Your objective
Exactly repeat the material, dropping only the pictures.
=== Extracted material ===
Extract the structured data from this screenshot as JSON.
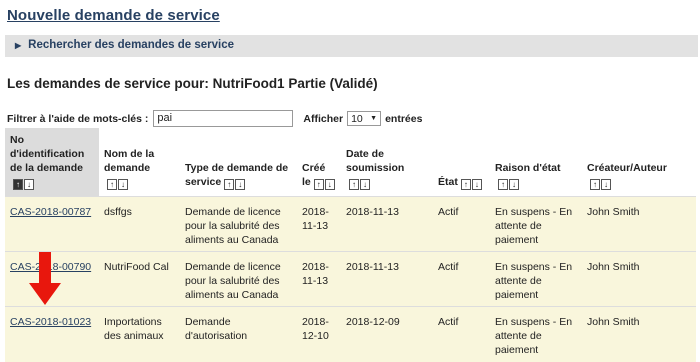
{
  "header": {
    "new_request_link": "Nouvelle demande de service"
  },
  "search_panel": {
    "label": "Rechercher des demandes de service"
  },
  "section": {
    "title": "Les demandes de service pour: NutriFood1 Partie (Validé)"
  },
  "filter": {
    "label": "Filtrer à l'aide de mots-clés :",
    "value": "pai",
    "show_label": "Afficher",
    "page_size": "10",
    "entries_label": "entrées"
  },
  "table": {
    "columns": [
      "No d'identification de la demande",
      "Nom de la demande",
      "Type de demande de service",
      "Créé le",
      "Date de soumission",
      "État",
      "Raison d'état",
      "Créateur/Auteur"
    ],
    "rows": [
      {
        "id": "CAS-2018-00787",
        "name": "dsffgs",
        "type": "Demande de licence pour la salubrité des aliments au Canada",
        "created": "2018-11-13",
        "submitted": "2018-11-13",
        "state": "Actif",
        "reason": "En suspens - En attente de paiement",
        "author": "John Smith"
      },
      {
        "id": "CAS-2018-00790",
        "name": "NutriFood Cal",
        "type": "Demande de licence pour la salubrité des aliments au Canada",
        "created": "2018-11-13",
        "submitted": "2018-11-13",
        "state": "Actif",
        "reason": "En suspens - En attente de paiement",
        "author": "John Smith"
      },
      {
        "id": "CAS-2018-01023",
        "name": "Importations des animaux",
        "type": "Demande d'autorisation",
        "created": "2018-12-10",
        "submitted": "2018-12-09",
        "state": "Actif",
        "reason": "En suspens - En attente de paiement",
        "author": "John Smith"
      }
    ]
  },
  "annotation": {
    "arrow_color": "#e8170d"
  }
}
===
Answer to this exercise
Extract the structured data from this screenshot as JSON.
{
  "header": {
    "new_request_link": "Nouvelle demande de service"
  },
  "search_panel": {
    "label": "Rechercher des demandes de service"
  },
  "section": {
    "title": "Les demandes de service pour: NutriFood1 Partie (Validé)"
  },
  "filter": {
    "label": "Filtrer à l'aide de mots-clés :",
    "value": "pai",
    "show_label": "Afficher",
    "page_size": "10",
    "entries_label": "entrées"
  },
  "table": {
    "columns": [
      "No d'identification de la demande",
      "Nom de la demande",
      "Type de demande de service",
      "Créé le",
      "Date de soumission",
      "État",
      "Raison d'état",
      "Créateur/Auteur"
    ],
    "rows": [
      {
        "id": "CAS-2018-00787",
        "name": "dsffgs",
        "type": "Demande de licence pour la salubrité des aliments au Canada",
        "created": "2018-11-13",
        "submitted": "2018-11-13",
        "state": "Actif",
        "reason": "En suspens - En attente de paiement",
        "author": "John Smith"
      },
      {
        "id": "CAS-2018-00790",
        "name": "NutriFood Cal",
        "type": "Demande de licence pour la salubrité des aliments au Canada",
        "created": "2018-11-13",
        "submitted": "2018-11-13",
        "state": "Actif",
        "reason": "En suspens - En attente de paiement",
        "author": "John Smith"
      },
      {
        "id": "CAS-2018-01023",
        "name": "Importations des animaux",
        "type": "Demande d'autorisation",
        "created": "2018-12-10",
        "submitted": "2018-12-09",
        "state": "Actif",
        "reason": "En suspens - En attente de paiement",
        "author": "John Smith"
      }
    ]
  },
  "annotation": {
    "arrow_color": "#e8170d"
  }
}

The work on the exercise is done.